··· Working data

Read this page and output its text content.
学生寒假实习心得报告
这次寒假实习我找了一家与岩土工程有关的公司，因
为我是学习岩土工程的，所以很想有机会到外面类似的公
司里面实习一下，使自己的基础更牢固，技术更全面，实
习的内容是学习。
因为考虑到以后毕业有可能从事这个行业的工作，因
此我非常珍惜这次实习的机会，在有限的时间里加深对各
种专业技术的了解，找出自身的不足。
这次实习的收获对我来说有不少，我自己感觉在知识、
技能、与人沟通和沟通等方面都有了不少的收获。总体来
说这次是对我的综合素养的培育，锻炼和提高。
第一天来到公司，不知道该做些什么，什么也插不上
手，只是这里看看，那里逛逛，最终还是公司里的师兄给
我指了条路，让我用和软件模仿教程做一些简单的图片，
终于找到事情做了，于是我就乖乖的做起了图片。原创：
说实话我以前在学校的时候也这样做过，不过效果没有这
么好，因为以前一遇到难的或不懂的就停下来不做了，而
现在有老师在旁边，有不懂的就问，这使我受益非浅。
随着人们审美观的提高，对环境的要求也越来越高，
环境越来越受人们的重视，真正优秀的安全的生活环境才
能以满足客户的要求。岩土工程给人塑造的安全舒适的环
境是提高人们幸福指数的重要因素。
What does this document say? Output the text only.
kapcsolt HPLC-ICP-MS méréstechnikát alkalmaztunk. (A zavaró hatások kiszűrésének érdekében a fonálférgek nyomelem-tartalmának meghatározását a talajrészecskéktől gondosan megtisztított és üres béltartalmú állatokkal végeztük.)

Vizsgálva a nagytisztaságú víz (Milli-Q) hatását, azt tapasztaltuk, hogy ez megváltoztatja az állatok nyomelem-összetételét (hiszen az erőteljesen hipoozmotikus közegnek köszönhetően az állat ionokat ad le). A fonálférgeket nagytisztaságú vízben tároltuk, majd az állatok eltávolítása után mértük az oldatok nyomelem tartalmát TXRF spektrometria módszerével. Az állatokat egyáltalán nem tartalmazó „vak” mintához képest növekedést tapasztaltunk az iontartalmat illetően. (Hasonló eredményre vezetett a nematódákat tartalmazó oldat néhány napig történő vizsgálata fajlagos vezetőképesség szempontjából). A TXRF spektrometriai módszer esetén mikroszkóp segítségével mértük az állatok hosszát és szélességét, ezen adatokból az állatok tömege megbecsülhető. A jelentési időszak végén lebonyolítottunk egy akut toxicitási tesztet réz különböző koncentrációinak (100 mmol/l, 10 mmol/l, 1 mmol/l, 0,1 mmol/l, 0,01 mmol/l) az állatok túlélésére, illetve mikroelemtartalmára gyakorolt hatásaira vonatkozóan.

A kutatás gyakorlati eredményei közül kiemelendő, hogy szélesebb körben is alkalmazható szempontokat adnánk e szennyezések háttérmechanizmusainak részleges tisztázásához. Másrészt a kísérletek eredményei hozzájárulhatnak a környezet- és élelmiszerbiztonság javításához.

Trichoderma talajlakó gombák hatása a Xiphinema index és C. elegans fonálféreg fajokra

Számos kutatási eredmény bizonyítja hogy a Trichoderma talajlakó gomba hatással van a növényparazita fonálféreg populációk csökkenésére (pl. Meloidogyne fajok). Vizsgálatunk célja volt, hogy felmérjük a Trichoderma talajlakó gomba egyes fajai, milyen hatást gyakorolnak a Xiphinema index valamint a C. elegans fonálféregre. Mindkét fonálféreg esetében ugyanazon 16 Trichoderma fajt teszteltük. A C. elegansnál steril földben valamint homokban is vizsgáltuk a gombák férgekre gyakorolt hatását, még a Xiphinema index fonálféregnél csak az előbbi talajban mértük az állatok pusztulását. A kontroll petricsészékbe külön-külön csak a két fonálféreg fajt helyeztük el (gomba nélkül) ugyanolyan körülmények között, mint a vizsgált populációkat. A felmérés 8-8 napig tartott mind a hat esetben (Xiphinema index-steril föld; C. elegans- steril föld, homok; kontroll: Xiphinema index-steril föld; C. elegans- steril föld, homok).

······

* Direction *
Where a line in the material above holds "text", copy that line.

* Output of the exercise *
Read this page and output its text content.
What does this document say? Output the text only.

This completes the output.